* START *

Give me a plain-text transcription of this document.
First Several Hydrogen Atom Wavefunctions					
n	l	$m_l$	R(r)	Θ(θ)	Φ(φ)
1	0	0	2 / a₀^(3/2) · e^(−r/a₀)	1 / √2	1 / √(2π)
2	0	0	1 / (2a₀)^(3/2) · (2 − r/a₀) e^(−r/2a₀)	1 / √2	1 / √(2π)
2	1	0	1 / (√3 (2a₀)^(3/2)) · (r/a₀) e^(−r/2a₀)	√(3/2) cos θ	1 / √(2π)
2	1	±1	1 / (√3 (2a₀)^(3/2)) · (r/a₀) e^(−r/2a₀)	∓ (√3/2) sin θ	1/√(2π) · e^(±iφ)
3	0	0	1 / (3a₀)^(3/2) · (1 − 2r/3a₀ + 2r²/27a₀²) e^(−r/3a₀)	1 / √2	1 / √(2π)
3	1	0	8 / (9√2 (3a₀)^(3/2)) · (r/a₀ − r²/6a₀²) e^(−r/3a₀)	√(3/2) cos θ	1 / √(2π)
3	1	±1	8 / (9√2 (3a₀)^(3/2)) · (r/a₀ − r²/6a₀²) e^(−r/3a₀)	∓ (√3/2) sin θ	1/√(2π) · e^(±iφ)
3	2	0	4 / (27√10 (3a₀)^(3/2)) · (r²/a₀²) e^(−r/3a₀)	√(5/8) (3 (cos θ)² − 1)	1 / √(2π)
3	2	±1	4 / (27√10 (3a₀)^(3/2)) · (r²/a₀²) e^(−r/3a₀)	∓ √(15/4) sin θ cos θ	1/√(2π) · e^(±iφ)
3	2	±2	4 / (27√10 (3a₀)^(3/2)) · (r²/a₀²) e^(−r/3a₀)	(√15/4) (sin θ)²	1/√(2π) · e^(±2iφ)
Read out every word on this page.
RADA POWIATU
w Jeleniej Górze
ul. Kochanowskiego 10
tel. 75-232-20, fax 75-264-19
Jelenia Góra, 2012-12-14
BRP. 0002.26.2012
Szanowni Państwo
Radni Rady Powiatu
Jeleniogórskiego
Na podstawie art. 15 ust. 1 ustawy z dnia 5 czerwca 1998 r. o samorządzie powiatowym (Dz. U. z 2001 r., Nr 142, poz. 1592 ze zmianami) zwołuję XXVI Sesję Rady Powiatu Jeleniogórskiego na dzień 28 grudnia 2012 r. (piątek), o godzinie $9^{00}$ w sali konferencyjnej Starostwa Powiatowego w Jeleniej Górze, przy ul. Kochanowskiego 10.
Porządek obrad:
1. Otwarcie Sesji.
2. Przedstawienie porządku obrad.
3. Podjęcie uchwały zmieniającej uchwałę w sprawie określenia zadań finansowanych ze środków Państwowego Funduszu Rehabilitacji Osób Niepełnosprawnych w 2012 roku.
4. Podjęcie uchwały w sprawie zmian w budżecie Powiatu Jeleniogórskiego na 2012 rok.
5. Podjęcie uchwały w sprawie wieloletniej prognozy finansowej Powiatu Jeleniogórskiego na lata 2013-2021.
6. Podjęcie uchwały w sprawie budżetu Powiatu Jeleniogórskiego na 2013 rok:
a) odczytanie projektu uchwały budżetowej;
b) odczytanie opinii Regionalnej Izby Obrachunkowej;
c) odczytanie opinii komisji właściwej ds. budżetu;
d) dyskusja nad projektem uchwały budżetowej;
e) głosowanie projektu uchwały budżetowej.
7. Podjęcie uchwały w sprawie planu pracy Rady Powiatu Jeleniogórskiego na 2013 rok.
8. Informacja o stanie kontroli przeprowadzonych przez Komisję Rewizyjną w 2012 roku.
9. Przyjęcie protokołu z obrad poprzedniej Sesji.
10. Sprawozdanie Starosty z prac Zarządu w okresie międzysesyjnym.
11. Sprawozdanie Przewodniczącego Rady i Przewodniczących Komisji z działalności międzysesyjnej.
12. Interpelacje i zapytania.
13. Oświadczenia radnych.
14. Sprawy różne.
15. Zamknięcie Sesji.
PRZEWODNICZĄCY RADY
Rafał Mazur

* END *

→ **STATED GOAL**:
Exactly as written, please output every entry.

→ **SOLUTION TO THE PROBLEM**:
Give me a plain-text transcription of this document.
First Several Hydrogen Atom Wavefunctions					
n	l	$m_l$	R(r)	Θ(θ)	Φ(φ)
1	0	0	2 / a₀^(3/2) · e^(−r/a₀)	1 / √2	1 / √(2π)
2	0	0	1 / (2a₀)^(3/2) · (2 − r/a₀) e^(−r/2a₀)	1 / √2	1 / √(2π)
2	1	0	1 / (√3 (2a₀)^(3/2)) · (r/a₀) e^(−r/2a₀)	√(3/2) cos θ	1 / √(2π)
2	1	±1	1 / (√3 (2a₀)^(3/2)) · (r/a₀) e^(−r/2a₀)	∓ (√3/2) sin θ	1/√(2π) · e^(±iφ)
3	0	0	1 / (3a₀)^(3/2) · (1 − 2r/3a₀ + 2r²/27a₀²) e^(−r/3a₀)	1 / √2	1 / √(2π)
3	1	0	8 / (9√2 (3a₀)^(3/2)) · (r/a₀ − r²/6a₀²) e^(−r/3a₀)	√(3/2) cos θ	1 / √(2π)
3	1	±1	8 / (9√2 (3a₀)^(3/2)) · (r/a₀ − r²/6a₀²) e^(−r/3a₀)	∓ (√3/2) sin θ	1/√(2π) · e^(±iφ)
3	2	0	4 / (27√10 (3a₀)^(3/2)) · (r²/a₀²) e^(−r/3a₀)	√(5/8) (3 (cos θ)² − 1)	1 / √(2π)
3	2	±1	4 / (27√10 (3a₀)^(3/2)) · (r²/a₀²) e^(−r/3a₀)	∓ √(15/4) sin θ cos θ	1/√(2π) · e^(±iφ)
3	2	±2	4 / (27√10 (3a₀)^(3/2)) · (r²/a₀²) e^(−r/3a₀)	(√15/4) (sin θ)²	1/√(2π) · e^(±2iφ)
Read out every word on this page.
RADA POWIATU
w Jeleniej Górze
ul. Kochanowskiego 10
tel. 75-232-20, fax 75-264-19
Jelenia Góra, 2012-12-14
BRP. 0002.26.2012
Szanowni Państwo
Radni Rady Powiatu
Jeleniogórskiego
Na podstawie art. 15 ust. 1 ustawy z dnia 5 czerwca 1998 r. o samorządzie powiatowym (Dz. U. z 2001 r., Nr 142, poz. 1592 ze zmianami) zwołuję XXVI Sesję Rady Powiatu Jeleniogórskiego na dzień 28 grudnia 2012 r. (piątek), o godzinie $9^{00}$ w sali konferencyjnej Starostwa Powiatowego w Jeleniej Górze, przy ul. Kochanowskiego 10.
Porządek obrad:
1. Otwarcie Sesji.
2. Przedstawienie porządku obrad.
3. Podjęcie uchwały zmieniającej uchwałę w sprawie określenia zadań finansowanych ze środków Państwowego Funduszu Rehabilitacji Osób Niepełnosprawnych w 2012 roku.
4. Podjęcie uchwały w sprawie zmian w budżecie Powiatu Jeleniogórskiego na 2012 rok.
5. Podjęcie uchwały w sprawie wieloletniej prognozy finansowej Powiatu Jeleniogórskiego na lata 2013-2021.
6. Podjęcie uchwały w sprawie budżetu Powiatu Jeleniogórskiego na 2013 rok:
a) odczytanie projektu uchwały budżetowej;
b) odczytanie opinii Regionalnej Izby Obrachunkowej;
c) odczytanie opinii komisji właściwej ds. budżetu;
d) dyskusja nad projektem uchwały budżetowej;
e) głosowanie projektu uchwały budżetowej.
7. Podjęcie uchwały w sprawie planu pracy Rady Powiatu Jeleniogórskiego na 2013 rok.
8. Informacja o stanie kontroli przeprowadzonych przez Komisję Rewizyjną w 2012 roku.
9. Przyjęcie protokołu z obrad poprzedniej Sesji.
10. Sprawozdanie Starosty z prac Zarządu w okresie międzysesyjnym.
11. Sprawozdanie Przewodniczącego Rady i Przewodniczących Komisji z działalności międzysesyjnej.
12. Interpelacje i zapytania.
13. Oświadczenia radnych.
14. Sprawy różne.
15. Zamknięcie Sesji.
PRZEWODNICZĄCY RADY
Rafał Mazur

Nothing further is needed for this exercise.